__Dataset excerpts__:
--------------------------------

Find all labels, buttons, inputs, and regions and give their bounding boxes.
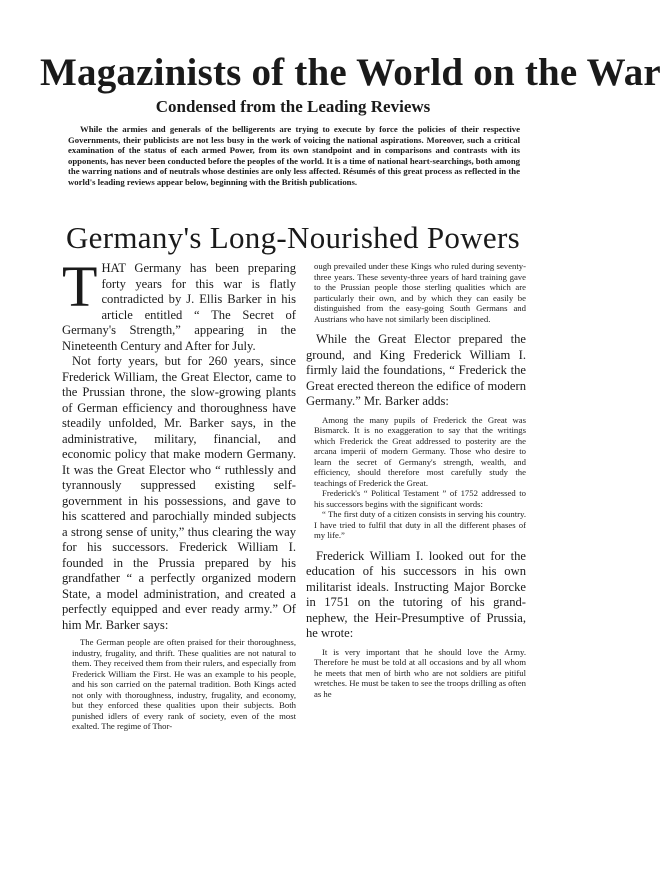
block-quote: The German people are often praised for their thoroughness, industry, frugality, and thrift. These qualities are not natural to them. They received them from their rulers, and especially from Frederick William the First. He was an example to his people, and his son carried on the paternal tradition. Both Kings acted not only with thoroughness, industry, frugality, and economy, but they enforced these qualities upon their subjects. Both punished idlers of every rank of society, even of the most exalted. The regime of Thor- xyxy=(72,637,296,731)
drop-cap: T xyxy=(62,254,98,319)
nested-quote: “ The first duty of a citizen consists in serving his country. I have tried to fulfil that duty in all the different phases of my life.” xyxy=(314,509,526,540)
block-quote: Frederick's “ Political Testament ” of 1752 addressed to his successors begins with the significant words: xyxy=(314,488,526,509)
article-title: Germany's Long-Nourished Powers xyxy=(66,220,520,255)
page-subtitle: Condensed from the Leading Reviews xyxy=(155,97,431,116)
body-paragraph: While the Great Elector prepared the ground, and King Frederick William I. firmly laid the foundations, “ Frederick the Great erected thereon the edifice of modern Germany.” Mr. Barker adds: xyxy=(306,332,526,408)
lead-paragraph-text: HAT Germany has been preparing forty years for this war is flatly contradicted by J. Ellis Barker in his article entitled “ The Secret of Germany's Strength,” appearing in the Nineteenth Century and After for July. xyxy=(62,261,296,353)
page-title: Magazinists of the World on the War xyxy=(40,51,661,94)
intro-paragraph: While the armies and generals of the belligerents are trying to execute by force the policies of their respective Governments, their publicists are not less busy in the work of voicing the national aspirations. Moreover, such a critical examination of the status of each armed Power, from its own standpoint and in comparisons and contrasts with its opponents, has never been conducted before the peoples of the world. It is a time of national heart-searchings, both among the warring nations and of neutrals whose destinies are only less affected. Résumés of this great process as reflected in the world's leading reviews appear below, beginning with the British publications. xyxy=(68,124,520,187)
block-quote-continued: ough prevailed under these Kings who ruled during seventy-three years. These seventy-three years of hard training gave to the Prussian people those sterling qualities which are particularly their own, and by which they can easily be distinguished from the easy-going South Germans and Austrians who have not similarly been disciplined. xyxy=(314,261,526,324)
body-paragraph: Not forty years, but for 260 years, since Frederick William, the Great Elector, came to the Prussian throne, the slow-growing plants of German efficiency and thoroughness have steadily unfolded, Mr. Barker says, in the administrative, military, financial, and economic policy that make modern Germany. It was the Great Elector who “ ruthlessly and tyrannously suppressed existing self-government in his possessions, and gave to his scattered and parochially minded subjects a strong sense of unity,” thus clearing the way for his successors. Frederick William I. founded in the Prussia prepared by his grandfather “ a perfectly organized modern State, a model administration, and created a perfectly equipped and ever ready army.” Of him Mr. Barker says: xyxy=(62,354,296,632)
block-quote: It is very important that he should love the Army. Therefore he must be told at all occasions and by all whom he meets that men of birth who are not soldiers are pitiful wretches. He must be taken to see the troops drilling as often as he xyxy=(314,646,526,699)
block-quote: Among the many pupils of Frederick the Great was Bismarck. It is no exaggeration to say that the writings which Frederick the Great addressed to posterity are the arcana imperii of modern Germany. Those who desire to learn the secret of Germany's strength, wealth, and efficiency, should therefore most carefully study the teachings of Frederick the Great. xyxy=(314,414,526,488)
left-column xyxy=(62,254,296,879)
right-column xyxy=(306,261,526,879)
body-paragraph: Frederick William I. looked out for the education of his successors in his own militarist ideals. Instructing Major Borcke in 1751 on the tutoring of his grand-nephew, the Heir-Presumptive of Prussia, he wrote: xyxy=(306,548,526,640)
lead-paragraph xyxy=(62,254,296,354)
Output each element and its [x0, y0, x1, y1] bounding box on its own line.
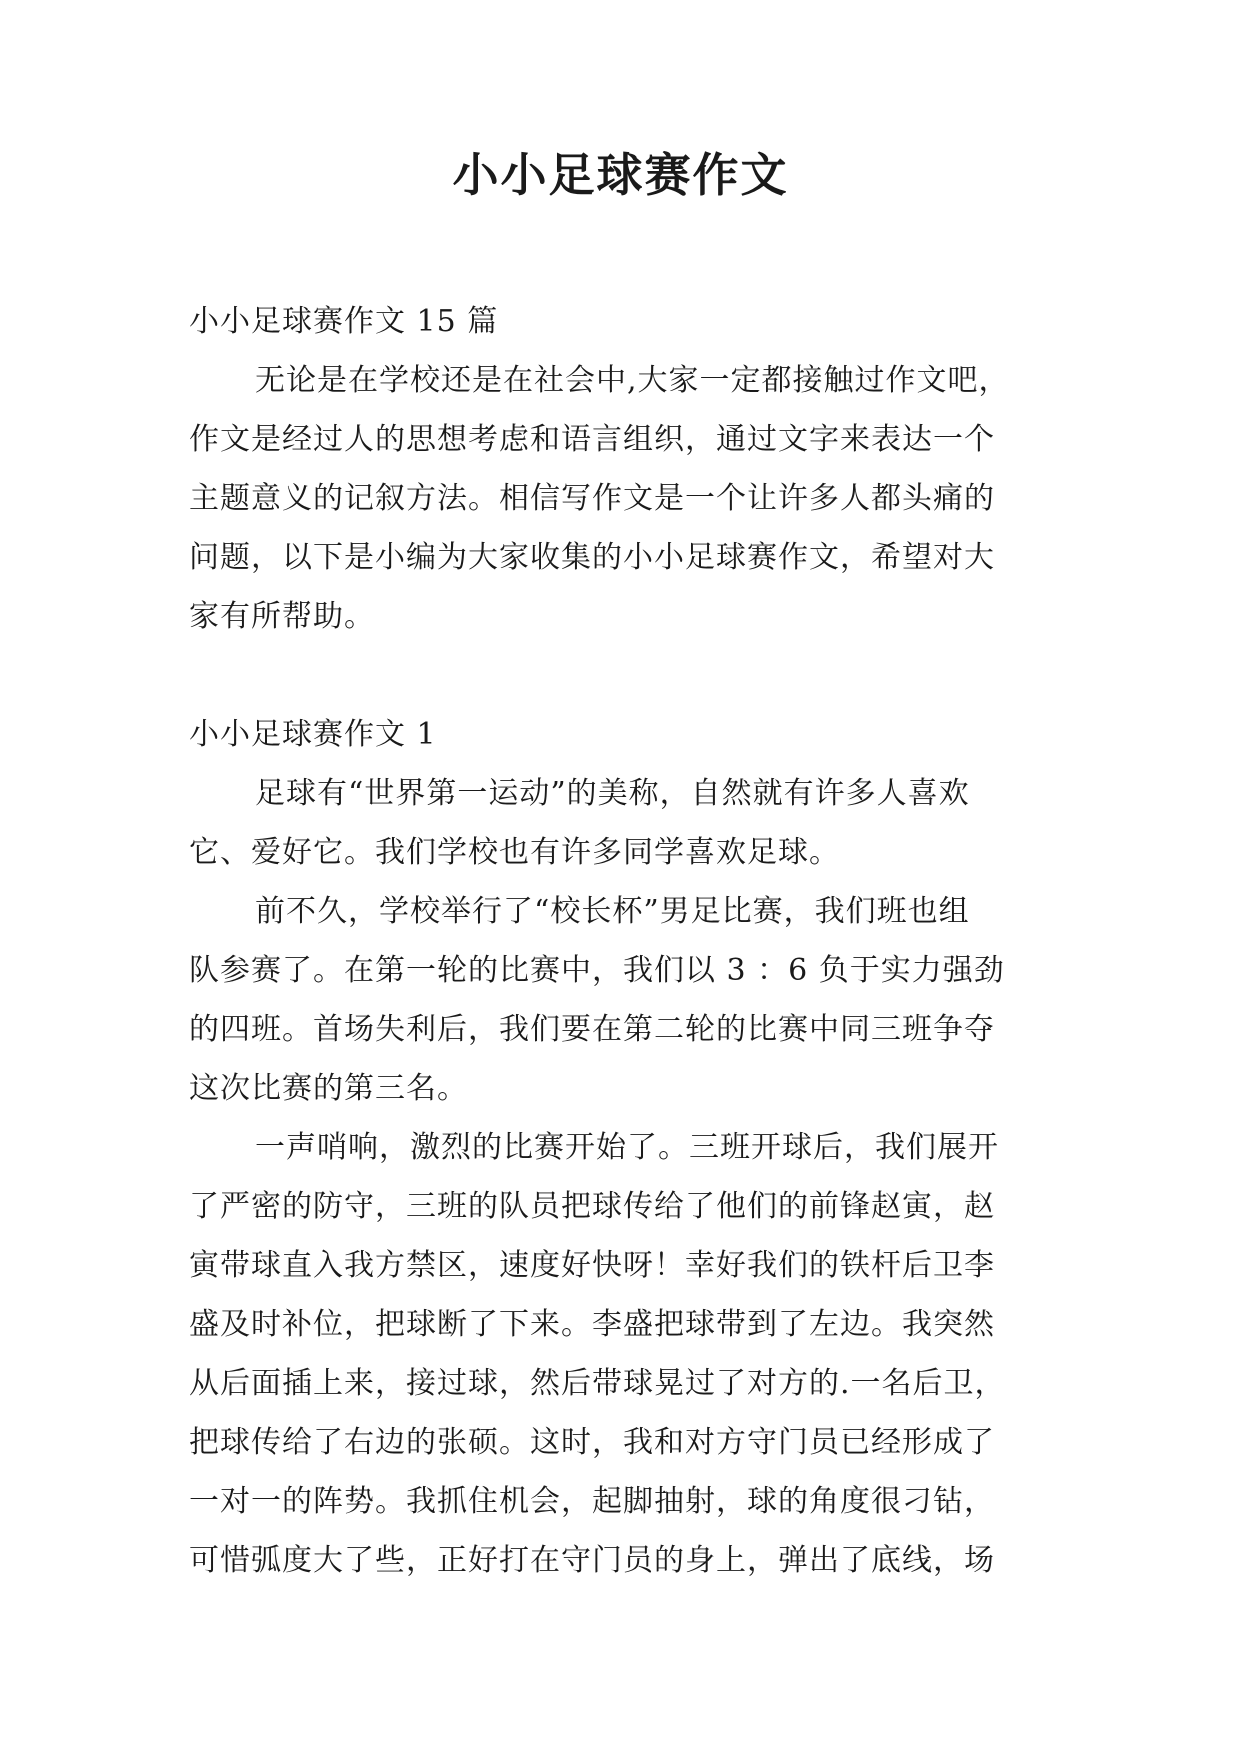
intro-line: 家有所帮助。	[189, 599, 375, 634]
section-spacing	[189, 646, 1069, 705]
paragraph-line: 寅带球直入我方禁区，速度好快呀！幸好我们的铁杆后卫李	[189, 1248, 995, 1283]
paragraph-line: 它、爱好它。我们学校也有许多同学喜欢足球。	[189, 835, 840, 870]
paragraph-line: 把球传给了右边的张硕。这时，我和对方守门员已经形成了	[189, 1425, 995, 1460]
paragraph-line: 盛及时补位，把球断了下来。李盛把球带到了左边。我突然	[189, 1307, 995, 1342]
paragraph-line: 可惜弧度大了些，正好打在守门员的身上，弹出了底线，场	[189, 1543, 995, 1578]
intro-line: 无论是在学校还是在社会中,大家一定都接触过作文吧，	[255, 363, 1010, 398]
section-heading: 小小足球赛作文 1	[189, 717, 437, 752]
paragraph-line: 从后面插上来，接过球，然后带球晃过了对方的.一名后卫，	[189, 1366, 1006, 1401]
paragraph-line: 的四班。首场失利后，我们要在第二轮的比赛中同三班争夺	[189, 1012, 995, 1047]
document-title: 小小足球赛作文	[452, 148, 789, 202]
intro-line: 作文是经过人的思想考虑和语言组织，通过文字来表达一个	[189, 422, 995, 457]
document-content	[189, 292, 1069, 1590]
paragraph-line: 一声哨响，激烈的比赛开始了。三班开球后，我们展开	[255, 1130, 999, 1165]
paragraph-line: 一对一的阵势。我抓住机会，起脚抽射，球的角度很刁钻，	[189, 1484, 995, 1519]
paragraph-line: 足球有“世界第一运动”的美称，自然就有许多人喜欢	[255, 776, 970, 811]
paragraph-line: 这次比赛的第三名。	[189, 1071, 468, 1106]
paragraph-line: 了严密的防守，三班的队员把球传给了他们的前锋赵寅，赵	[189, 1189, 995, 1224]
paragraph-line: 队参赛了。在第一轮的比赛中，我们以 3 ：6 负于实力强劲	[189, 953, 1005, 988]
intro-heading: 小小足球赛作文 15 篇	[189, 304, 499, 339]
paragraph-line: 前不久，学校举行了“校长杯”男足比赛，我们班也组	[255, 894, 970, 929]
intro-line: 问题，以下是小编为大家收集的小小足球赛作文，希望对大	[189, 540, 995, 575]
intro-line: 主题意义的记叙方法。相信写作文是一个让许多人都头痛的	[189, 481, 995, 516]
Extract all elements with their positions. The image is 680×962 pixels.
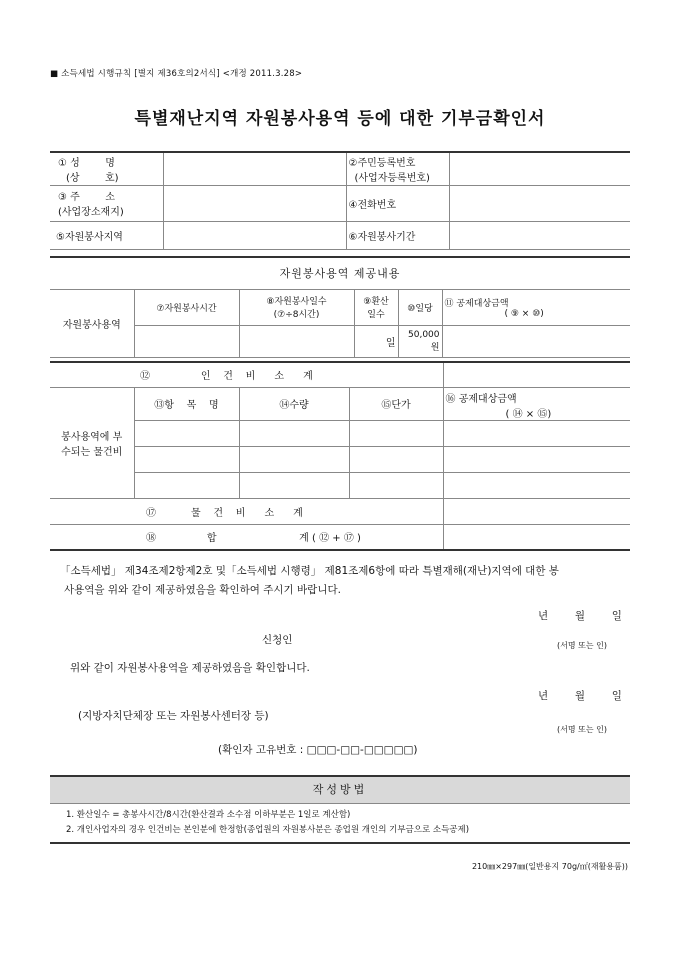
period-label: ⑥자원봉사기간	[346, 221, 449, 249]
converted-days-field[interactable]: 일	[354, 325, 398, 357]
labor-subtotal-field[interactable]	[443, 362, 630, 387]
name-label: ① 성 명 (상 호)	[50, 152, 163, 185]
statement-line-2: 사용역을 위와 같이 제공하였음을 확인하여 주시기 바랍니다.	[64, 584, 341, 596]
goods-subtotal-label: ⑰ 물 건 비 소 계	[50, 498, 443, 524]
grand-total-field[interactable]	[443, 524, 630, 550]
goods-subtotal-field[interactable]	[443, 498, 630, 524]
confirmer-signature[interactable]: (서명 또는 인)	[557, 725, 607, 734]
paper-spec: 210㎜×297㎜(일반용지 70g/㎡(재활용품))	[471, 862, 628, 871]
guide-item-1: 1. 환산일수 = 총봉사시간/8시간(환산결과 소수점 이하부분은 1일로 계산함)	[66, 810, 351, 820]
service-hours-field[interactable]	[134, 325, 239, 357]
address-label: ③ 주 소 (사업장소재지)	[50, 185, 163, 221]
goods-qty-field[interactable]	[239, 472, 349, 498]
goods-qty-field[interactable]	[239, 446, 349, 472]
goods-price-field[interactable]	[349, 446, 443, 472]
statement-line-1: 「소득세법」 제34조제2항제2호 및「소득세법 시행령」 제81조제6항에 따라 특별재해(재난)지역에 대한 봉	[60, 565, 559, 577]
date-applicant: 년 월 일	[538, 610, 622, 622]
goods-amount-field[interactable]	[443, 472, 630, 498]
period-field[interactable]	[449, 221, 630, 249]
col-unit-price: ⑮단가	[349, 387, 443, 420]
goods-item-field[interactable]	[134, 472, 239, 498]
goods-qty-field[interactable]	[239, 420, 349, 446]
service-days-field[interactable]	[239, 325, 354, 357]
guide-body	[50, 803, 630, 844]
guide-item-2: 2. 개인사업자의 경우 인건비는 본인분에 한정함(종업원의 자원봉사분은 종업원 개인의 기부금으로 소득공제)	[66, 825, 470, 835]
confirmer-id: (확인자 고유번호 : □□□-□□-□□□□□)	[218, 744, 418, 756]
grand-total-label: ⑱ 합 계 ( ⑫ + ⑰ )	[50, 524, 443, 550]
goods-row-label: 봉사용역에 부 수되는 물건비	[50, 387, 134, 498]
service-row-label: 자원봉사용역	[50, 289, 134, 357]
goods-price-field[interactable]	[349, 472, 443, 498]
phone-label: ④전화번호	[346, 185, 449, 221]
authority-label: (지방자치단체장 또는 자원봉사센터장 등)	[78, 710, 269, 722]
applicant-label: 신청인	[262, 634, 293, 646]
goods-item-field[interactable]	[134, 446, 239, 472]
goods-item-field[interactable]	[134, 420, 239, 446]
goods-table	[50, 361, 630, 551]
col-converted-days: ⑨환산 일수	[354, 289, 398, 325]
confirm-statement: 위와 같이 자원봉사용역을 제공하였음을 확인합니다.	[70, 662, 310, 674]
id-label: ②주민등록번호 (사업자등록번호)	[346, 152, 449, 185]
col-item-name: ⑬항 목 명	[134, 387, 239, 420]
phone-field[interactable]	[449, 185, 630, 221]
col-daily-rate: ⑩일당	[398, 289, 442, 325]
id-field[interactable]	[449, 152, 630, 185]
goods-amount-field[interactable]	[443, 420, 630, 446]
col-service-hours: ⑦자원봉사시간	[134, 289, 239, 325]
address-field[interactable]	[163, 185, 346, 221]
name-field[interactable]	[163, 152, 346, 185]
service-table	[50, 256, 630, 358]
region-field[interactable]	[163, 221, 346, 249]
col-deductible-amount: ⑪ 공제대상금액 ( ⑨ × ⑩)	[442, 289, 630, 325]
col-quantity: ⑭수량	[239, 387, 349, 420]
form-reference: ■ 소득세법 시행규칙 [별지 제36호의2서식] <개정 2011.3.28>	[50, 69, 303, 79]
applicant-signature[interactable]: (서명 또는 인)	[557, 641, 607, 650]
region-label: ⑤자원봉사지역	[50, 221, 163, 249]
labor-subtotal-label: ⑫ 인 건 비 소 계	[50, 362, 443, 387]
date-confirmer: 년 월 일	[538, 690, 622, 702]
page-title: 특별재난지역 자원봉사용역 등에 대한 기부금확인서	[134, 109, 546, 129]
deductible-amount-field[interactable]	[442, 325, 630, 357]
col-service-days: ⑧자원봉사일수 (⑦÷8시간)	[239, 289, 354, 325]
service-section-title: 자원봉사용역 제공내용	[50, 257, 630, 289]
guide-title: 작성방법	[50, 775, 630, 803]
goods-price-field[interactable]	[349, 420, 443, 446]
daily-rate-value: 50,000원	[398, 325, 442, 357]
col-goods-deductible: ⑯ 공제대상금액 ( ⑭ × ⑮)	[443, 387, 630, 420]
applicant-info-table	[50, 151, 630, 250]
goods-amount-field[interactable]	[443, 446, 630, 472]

--------------------------------

__Written problem__:
Reproduce without alteration the lines in the records that begin with the line containing "221, 449, 249]" and end with the line containing "authority-label: (지방자치단체장 또는", including both of those lines.

__Expected output__:
period-label: ⑥자원봉사기간	[346, 221, 449, 249]
converted-days-field[interactable]: 일	[354, 325, 398, 357]
labor-subtotal-field[interactable]	[443, 362, 630, 387]
name-label: ① 성 명 (상 호)	[50, 152, 163, 185]
statement-line-2: 사용역을 위와 같이 제공하였음을 확인하여 주시기 바랍니다.	[64, 584, 341, 596]
goods-subtotal-label: ⑰ 물 건 비 소 계	[50, 498, 443, 524]
grand-total-field[interactable]	[443, 524, 630, 550]
goods-subtotal-field[interactable]	[443, 498, 630, 524]
confirmer-signature[interactable]: (서명 또는 인)	[557, 725, 607, 734]
paper-spec: 210㎜×297㎜(일반용지 70g/㎡(재활용품))	[471, 862, 628, 871]
guide-item-1: 1. 환산일수 = 총봉사시간/8시간(환산결과 소수점 이하부분은 1일로 계산함)	[66, 810, 351, 820]
service-hours-field[interactable]	[134, 325, 239, 357]
address-label: ③ 주 소 (사업장소재지)	[50, 185, 163, 221]
goods-qty-field[interactable]	[239, 472, 349, 498]
goods-qty-field[interactable]	[239, 446, 349, 472]
goods-price-field[interactable]	[349, 446, 443, 472]
statement-line-1: 「소득세법」 제34조제2항제2호 및「소득세법 시행령」 제81조제6항에 따라 특별재해(재난)지역에 대한 봉	[60, 565, 559, 577]
date-applicant: 년 월 일	[538, 610, 622, 622]
goods-amount-field[interactable]	[443, 472, 630, 498]
period-field[interactable]	[449, 221, 630, 249]
col-unit-price: ⑮단가	[349, 387, 443, 420]
goods-item-field[interactable]	[134, 472, 239, 498]
goods-qty-field[interactable]	[239, 420, 349, 446]
service-days-field[interactable]	[239, 325, 354, 357]
guide-body	[50, 803, 630, 844]
guide-item-2: 2. 개인사업자의 경우 인건비는 본인분에 한정함(종업원의 자원봉사분은 종업원 개인의 기부금으로 소득공제)	[66, 825, 470, 835]
confirmer-id: (확인자 고유번호 : □□□-□□-□□□□□)	[218, 744, 418, 756]
grand-total-label: ⑱ 합 계 ( ⑫ + ⑰ )	[50, 524, 443, 550]
goods-row-label: 봉사용역에 부 수되는 물건비	[50, 387, 134, 498]
service-row-label: 자원봉사용역	[50, 289, 134, 357]
goods-price-field[interactable]	[349, 472, 443, 498]
phone-label: ④전화번호	[346, 185, 449, 221]
authority-label: (지방자치단체장 또는 자원봉사센터장 등)	[78, 710, 269, 722]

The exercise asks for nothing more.